Your task ▸
Count how many lines hold the string "desenvolvimento". Give that number alone.

Extracted data ▸
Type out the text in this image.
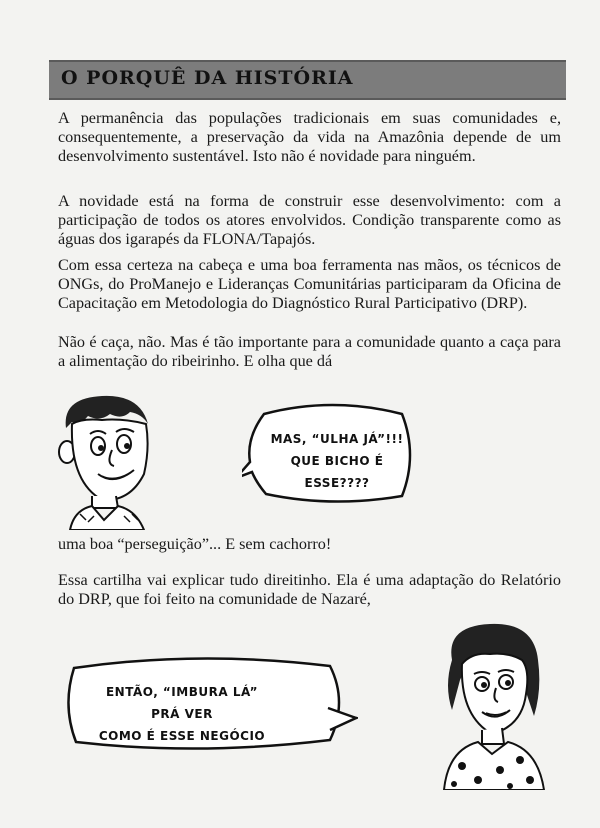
O PORQUÊ DA HISTÓRIA

A permanência das populações tradicionais em suas comunidades e, consequentemente, a preservação da vida na Amazônia depende de um desenvolvimento sustentável. Isto não é novidade para ninguém.

A novidade está na forma de construir esse desenvolvimento: com a participação de todos os atores envolvidos. Condição transparente como as águas dos igarapés da FLONA/Tapajós.

Com essa certeza na cabeça e uma boa ferramenta nas mãos, os técnicos de ONGs, do ProManejo e Lideranças Comunitárias participaram da Oficina de Capacitação em Metodologia do Diagnóstico Rural Participativo (DRP).

Não é caça, não. Mas é tão importante para a comunidade quanto a caça para a alimentação do ribeirinho. E olha que dá

MAS, “ULHA JÁ”!!!
QUE BICHO É ESSE????

uma boa “perseguição”... E sem cachorro!

Essa cartilha vai explicar tudo direitinho. Ela é uma adaptação do Relatório do DRP, que foi feito na comunidade de Nazaré,

ENTÃO, “IMBURA LÁ” PRÁ VER
COMO É ESSE NEGÓCIO
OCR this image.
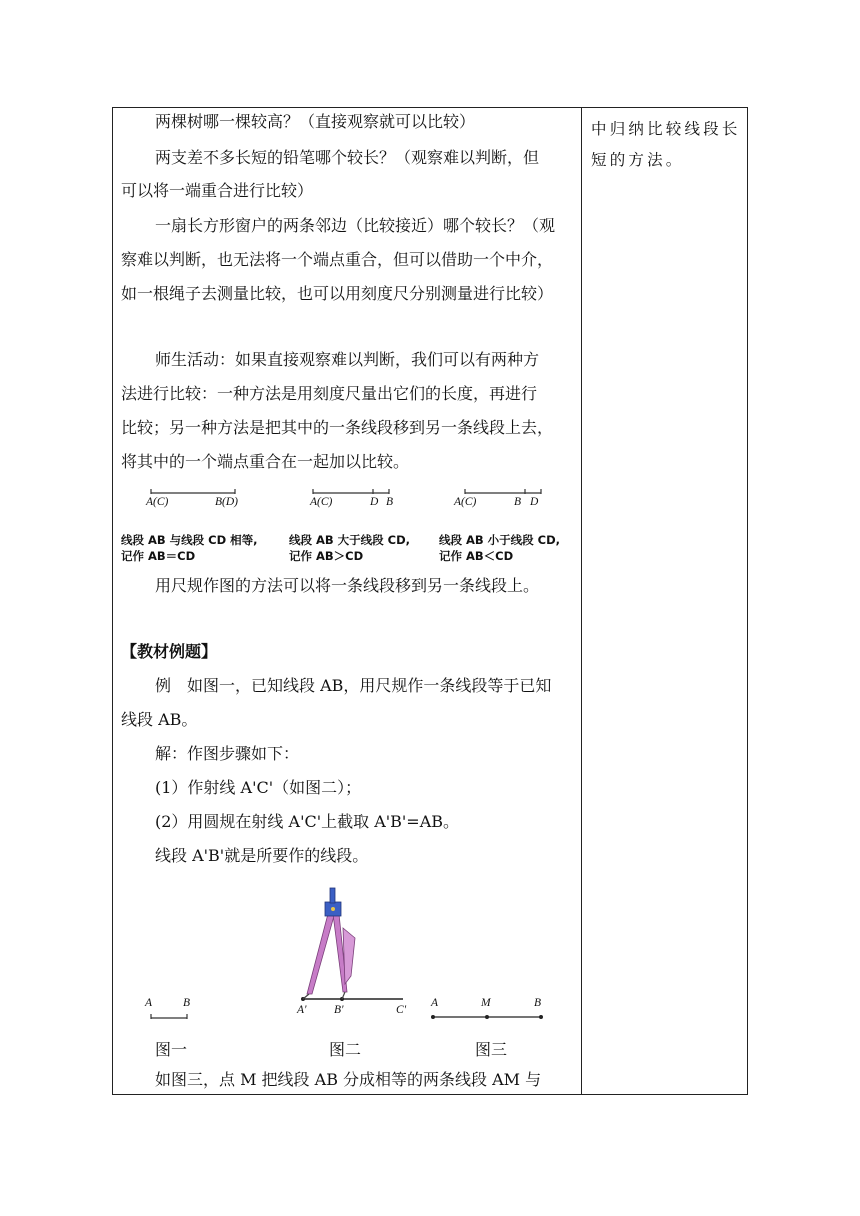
中归纳比较线段长短的方法。
两棵树哪一棵较高？（直接观察就可以比较）
两支差不多长短的铅笔哪个较长？（观察难以判断，但
可以将一端重合进行比较）
一扇长方形窗户的两条邻边（比较接近）哪个较长？（观
察难以判断，也无法将一个端点重合，但可以借助一个中介，
如一根绳子去测量比较，也可以用刻度尺分别测量进行比较）
师生活动：如果直接观察难以判断，我们可以有两种方
法进行比较：一种方法是用刻度尺量出它们的长度，再进行
比较；另一种方法是把其中的一条线段移到另一条线段上去，
将其中的一个端点重合在一起加以比较。
A(C)	B(D)
线段 AB 与线段 CD 相等,
记作 AB＝CD
A(C)	D B
线段 AB 大于线段 CD,
记作 AB＞CD
A(C)	B D
线段 AB 小于线段 CD,
记作 AB＜CD
用尺规作图的方法可以将一条线段移到另一条线段上。
【教材例题】
例　如图一，已知线段 AB，用尺规作一条线段等于已知
线段 AB。
解：作图步骤如下：
(1）作射线 A'C'（如图二）；
(2）用圆规在射线 A'C'上截取 A'B'=AB。
线段 A'B'就是所要作的线段。
A	B
A' B'	C'
A	M	B
图一	图二	图三
如图三，点 M 把线段 AB 分成相等的两条线段 AM 与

Correct response ▸
2